- [Directions]: Output all records precisely as written.

- [Extracted data]:
--

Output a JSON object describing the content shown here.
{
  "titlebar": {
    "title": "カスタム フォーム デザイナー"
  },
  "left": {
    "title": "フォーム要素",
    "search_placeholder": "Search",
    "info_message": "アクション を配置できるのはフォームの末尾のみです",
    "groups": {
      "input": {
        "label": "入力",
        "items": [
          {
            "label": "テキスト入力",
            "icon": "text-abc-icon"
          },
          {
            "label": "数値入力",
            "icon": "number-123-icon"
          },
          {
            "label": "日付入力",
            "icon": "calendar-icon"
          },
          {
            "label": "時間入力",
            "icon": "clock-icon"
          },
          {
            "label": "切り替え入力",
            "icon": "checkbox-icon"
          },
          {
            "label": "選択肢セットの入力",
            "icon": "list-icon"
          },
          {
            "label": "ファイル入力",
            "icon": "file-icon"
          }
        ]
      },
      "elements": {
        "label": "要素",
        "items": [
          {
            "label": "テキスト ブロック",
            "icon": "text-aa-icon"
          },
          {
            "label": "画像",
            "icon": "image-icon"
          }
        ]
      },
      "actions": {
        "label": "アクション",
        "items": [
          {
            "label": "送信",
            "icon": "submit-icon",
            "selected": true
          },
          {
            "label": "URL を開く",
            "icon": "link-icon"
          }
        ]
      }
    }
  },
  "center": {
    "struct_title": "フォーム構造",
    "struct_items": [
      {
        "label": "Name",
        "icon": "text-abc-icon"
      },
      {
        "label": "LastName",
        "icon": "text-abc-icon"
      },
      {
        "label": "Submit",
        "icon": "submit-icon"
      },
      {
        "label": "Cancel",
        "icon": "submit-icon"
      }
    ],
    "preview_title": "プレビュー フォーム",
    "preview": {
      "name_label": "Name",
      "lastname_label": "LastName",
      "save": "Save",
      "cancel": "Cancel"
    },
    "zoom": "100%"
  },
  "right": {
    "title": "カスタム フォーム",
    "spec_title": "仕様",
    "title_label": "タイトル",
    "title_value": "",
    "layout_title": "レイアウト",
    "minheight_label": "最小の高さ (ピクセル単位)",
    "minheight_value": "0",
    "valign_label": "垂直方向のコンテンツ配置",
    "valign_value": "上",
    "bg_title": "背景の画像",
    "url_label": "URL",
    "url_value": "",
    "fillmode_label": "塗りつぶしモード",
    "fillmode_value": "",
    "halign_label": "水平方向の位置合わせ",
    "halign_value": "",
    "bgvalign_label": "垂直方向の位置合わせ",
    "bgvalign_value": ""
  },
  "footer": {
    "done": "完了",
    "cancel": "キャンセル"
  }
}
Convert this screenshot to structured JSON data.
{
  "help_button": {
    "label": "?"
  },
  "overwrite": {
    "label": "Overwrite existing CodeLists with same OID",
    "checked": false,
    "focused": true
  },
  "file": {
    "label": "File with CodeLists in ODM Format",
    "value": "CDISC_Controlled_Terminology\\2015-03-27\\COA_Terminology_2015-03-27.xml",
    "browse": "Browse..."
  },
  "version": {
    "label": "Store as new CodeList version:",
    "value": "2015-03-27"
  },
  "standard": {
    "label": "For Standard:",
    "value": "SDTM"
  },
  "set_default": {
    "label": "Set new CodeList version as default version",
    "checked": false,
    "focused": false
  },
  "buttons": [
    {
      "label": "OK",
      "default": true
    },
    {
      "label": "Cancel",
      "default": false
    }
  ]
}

--

- [Complete answer]:
Output a JSON object describing the content shown here.
{
  "titlebar": {
    "title": "カスタム フォーム デザイナー"
  },
  "left": {
    "title": "フォーム要素",
    "search_placeholder": "Search",
    "info_message": "アクション を配置できるのはフォームの末尾のみです",
    "groups": {
      "input": {
        "label": "入力",
        "items": [
          {
            "label": "テキスト入力",
            "icon": "text-abc-icon"
          },
          {
            "label": "数値入力",
            "icon": "number-123-icon"
          },
          {
            "label": "日付入力",
            "icon": "calendar-icon"
          },
          {
            "label": "時間入力",
            "icon": "clock-icon"
          },
          {
            "label": "切り替え入力",
            "icon": "checkbox-icon"
          },
          {
            "label": "選択肢セットの入力",
            "icon": "list-icon"
          },
          {
            "label": "ファイル入力",
            "icon": "file-icon"
          }
        ]
      },
      "elements": {
        "label": "要素",
        "items": [
          {
            "label": "テキスト ブロック",
            "icon": "text-aa-icon"
          },
          {
            "label": "画像",
            "icon": "image-icon"
          }
        ]
      },
      "actions": {
        "label": "アクション",
        "items": [
          {
            "label": "送信",
            "icon": "submit-icon",
            "selected": true
          },
          {
            "label": "URL を開く",
            "icon": "link-icon"
          }
        ]
      }
    }
  },
  "center": {
    "struct_title": "フォーム構造",
    "struct_items": [
      {
        "label": "Name",
        "icon": "text-abc-icon"
      },
      {
        "label": "LastName",
        "icon": "text-abc-icon"
      },
      {
        "label": "Submit",
        "icon": "submit-icon"
      },
      {
        "label": "Cancel",
        "icon": "submit-icon"
      }
    ],
    "preview_title": "プレビュー フォーム",
    "preview": {
      "name_label": "Name",
      "lastname_label": "LastName",
      "save": "Save",
      "cancel": "Cancel"
    },
    "zoom": "100%"
  },
  "right": {
    "title": "カスタム フォーム",
    "spec_title": "仕様",
    "title_label": "タイトル",
    "title_value": "",
    "layout_title": "レイアウト",
    "minheight_label": "最小の高さ (ピクセル単位)",
    "minheight_value": "0",
    "valign_label": "垂直方向のコンテンツ配置",
    "valign_value": "上",
    "bg_title": "背景の画像",
    "url_label": "URL",
    "url_value": "",
    "fillmode_label": "塗りつぶしモード",
    "fillmode_value": "",
    "halign_label": "水平方向の位置合わせ",
    "halign_value": "",
    "bgvalign_label": "垂直方向の位置合わせ",
    "bgvalign_value": ""
  },
  "footer": {
    "done": "完了",
    "cancel": "キャンセル"
  }
}
Convert this screenshot to structured JSON data.
{
  "help_button": {
    "label": "?"
  },
  "overwrite": {
    "label": "Overwrite existing CodeLists with same OID",
    "checked": false,
    "focused": true
  },
  "file": {
    "label": "File with CodeLists in ODM Format",
    "value": "CDISC_Controlled_Terminology\\2015-03-27\\COA_Terminology_2015-03-27.xml",
    "browse": "Browse..."
  },
  "version": {
    "label": "Store as new CodeList version:",
    "value": "2015-03-27"
  },
  "standard": {
    "label": "For Standard:",
    "value": "SDTM"
  },
  "set_default": {
    "label": "Set new CodeList version as default version",
    "checked": false,
    "focused": false
  },
  "buttons": [
    {
      "label": "OK",
      "default": true
    },
    {
      "label": "Cancel",
      "default": false
    }
  ]
}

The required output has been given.